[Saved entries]
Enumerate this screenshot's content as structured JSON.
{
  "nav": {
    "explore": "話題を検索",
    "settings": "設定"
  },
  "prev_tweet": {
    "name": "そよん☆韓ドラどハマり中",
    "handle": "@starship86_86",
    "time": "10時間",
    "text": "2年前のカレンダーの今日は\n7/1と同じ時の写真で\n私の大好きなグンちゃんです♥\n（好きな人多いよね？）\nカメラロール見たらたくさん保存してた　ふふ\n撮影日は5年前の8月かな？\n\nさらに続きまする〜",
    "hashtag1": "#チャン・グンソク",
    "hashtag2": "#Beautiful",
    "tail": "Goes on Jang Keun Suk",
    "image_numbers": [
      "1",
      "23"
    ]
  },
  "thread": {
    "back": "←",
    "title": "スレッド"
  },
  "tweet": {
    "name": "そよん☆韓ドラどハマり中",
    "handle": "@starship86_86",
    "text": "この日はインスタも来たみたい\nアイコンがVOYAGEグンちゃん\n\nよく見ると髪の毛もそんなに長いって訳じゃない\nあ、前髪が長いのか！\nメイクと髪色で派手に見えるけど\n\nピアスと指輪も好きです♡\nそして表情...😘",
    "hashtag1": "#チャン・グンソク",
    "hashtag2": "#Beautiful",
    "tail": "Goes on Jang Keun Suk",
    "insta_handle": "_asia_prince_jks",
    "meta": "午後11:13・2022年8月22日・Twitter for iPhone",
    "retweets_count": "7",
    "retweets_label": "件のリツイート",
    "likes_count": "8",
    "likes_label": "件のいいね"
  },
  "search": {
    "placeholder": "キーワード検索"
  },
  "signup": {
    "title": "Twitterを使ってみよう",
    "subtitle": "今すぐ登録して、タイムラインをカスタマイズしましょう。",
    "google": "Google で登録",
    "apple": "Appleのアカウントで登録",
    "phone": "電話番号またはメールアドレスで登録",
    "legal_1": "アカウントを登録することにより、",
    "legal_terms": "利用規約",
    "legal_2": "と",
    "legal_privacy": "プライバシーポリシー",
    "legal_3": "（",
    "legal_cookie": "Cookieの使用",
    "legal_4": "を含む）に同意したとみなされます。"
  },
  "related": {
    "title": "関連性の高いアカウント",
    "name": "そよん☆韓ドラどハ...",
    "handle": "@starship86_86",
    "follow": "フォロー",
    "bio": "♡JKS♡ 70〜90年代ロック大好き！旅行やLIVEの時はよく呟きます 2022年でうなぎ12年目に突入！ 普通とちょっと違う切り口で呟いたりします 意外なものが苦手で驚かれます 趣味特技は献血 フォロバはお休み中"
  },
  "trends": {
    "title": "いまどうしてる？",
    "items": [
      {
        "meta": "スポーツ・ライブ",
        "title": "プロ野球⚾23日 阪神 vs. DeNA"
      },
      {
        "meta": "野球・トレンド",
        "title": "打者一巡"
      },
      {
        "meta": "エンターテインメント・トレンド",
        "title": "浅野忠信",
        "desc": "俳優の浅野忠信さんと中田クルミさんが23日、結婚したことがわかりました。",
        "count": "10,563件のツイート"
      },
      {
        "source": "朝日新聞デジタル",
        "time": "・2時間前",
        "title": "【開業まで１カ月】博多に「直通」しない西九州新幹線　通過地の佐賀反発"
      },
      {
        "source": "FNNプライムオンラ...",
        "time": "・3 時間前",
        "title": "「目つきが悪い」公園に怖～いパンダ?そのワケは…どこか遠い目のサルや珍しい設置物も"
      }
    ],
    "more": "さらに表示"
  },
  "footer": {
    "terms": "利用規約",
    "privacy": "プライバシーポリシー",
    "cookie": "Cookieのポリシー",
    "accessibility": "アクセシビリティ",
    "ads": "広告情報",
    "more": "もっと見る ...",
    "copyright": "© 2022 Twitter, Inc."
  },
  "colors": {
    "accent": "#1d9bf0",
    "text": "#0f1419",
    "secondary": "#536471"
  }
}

WHAT YOU SHOULD DO →
Check each line of the records for "プライバシーポリシー" and copy the ones that contain it.

ANSWER TO THIS TASK →
    "legal_privacy": "プライバシーポリシー",
    "privacy": "プライバシーポリシー",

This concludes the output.